== Source records ==
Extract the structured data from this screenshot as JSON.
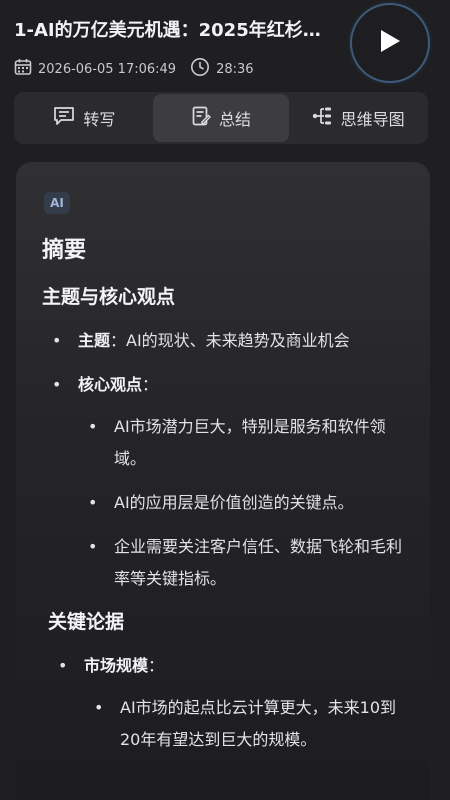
{
  "header": {
    "title": "1-AI的万亿美元机遇：2025年红杉…",
    "date": "2026-06-05 17:06:49",
    "duration": "28:36"
  },
  "tabs": [
    {
      "label": "转写",
      "icon": "transcript-icon",
      "active": false
    },
    {
      "label": "总结",
      "icon": "summary-icon",
      "active": true
    },
    {
      "label": "思维导图",
      "icon": "mindmap-icon",
      "active": false
    }
  ],
  "summary": {
    "badge": "AI",
    "heading": "摘要",
    "section1": {
      "title": "主题与核心观点",
      "topic_label": "主题",
      "topic_text": "：AI的现状、未来趋势及商业机会",
      "core_label": "核心观点",
      "core_colon": "：",
      "core_points": [
        "AI市场潜力巨大，特别是服务和软件领域。",
        "AI的应用层是价值创造的关键点。",
        "企业需要关注客户信任、数据飞轮和毛利率等关键指标。"
      ]
    },
    "section2": {
      "title": "关键论据",
      "market_label": "市场规模",
      "market_colon": "：",
      "market_points": [
        "AI市场的起点比云计算更大，未来10到20年有望达到巨大的规模。"
      ]
    }
  },
  "colors": {
    "background": "#1f1f21",
    "card": "#2a2a2d",
    "accent_ring": "#3d5a7a"
  }
}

== Task goal ==
Quote the records above in full, dropping each picture.

== Finished task ==
Extract the structured data from this screenshot as JSON.
{
  "header": {
    "title": "1-AI的万亿美元机遇：2025年红杉…",
    "date": "2026-06-05 17:06:49",
    "duration": "28:36"
  },
  "tabs": [
    {
      "label": "转写",
      "icon": "transcript-icon",
      "active": false
    },
    {
      "label": "总结",
      "icon": "summary-icon",
      "active": true
    },
    {
      "label": "思维导图",
      "icon": "mindmap-icon",
      "active": false
    }
  ],
  "summary": {
    "badge": "AI",
    "heading": "摘要",
    "section1": {
      "title": "主题与核心观点",
      "topic_label": "主题",
      "topic_text": "：AI的现状、未来趋势及商业机会",
      "core_label": "核心观点",
      "core_colon": "：",
      "core_points": [
        "AI市场潜力巨大，特别是服务和软件领域。",
        "AI的应用层是价值创造的关键点。",
        "企业需要关注客户信任、数据飞轮和毛利率等关键指标。"
      ]
    },
    "section2": {
      "title": "关键论据",
      "market_label": "市场规模",
      "market_colon": "：",
      "market_points": [
        "AI市场的起点比云计算更大，未来10到20年有望达到巨大的规模。"
      ]
    }
  },
  "colors": {
    "background": "#1f1f21",
    "card": "#2a2a2d",
    "accent_ring": "#3d5a7a"
  }
}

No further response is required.